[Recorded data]
[BEGIN]
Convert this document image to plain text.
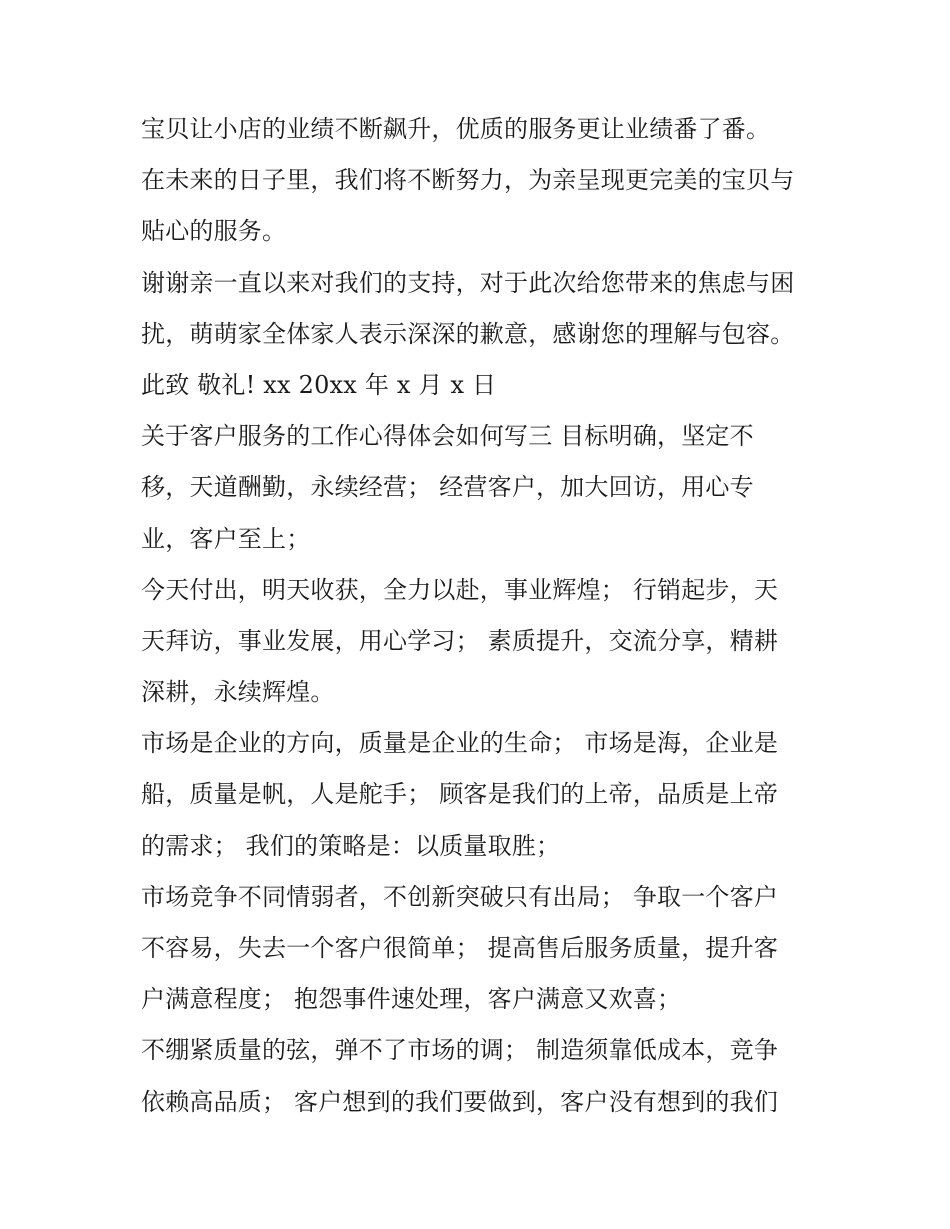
宝贝让小店的业绩不断飙升，优质的服务更让业绩番了番。
在未来的日子里，我们将不断努力，为亲呈现更完美的宝贝与
贴心的服务。
谢谢亲一直以来对我们的支持，对于此次给您带来的焦虑与困
扰，萌萌家全体家人表示深深的歉意，感谢您的理解与包容。
此致 敬礼! xx 20xx 年 x 月 x 日
关于客户服务的工作心得体会如何写三 目标明确，坚定不
移，天道酬勤，永续经营； 经营客户，加大回访，用心专
业，客户至上；
今天付出，明天收获，全力以赴，事业辉煌； 行销起步，天
天拜访，事业发展，用心学习； 素质提升，交流分享，精耕
深耕，永续辉煌。
市场是企业的方向，质量是企业的生命； 市场是海，企业是
船，质量是帆，人是舵手； 顾客是我们的上帝，品质是上帝
的需求； 我们的策略是：以质量取胜；
市场竞争不同情弱者，不创新突破只有出局； 争取一个客户
不容易，失去一个客户很简单； 提高售后服务质量，提升客
户满意程度； 抱怨事件速处理，客户满意又欢喜；
不绷紧质量的弦，弹不了市场的调； 制造须靠低成本，竞争
依赖高品质； 客户想到的我们要做到，客户没有想到的我们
[END]
Given exercise: Leave the images out and output the remaining material exactly as it stands.

Written solution:
Convert this document image to plain text.
宝贝让小店的业绩不断飙升，优质的服务更让业绩番了番。
在未来的日子里，我们将不断努力，为亲呈现更完美的宝贝与
贴心的服务。
谢谢亲一直以来对我们的支持，对于此次给您带来的焦虑与困
扰，萌萌家全体家人表示深深的歉意，感谢您的理解与包容。
此致 敬礼! xx 20xx 年 x 月 x 日
关于客户服务的工作心得体会如何写三 目标明确，坚定不
移，天道酬勤，永续经营； 经营客户，加大回访，用心专
业，客户至上；
今天付出，明天收获，全力以赴，事业辉煌； 行销起步，天
天拜访，事业发展，用心学习； 素质提升，交流分享，精耕
深耕，永续辉煌。
市场是企业的方向，质量是企业的生命； 市场是海，企业是
船，质量是帆，人是舵手； 顾客是我们的上帝，品质是上帝
的需求； 我们的策略是：以质量取胜；
市场竞争不同情弱者，不创新突破只有出局； 争取一个客户
不容易，失去一个客户很简单； 提高售后服务质量，提升客
户满意程度； 抱怨事件速处理，客户满意又欢喜；
不绷紧质量的弦，弹不了市场的调； 制造须靠低成本，竞争
依赖高品质； 客户想到的我们要做到，客户没有想到的我们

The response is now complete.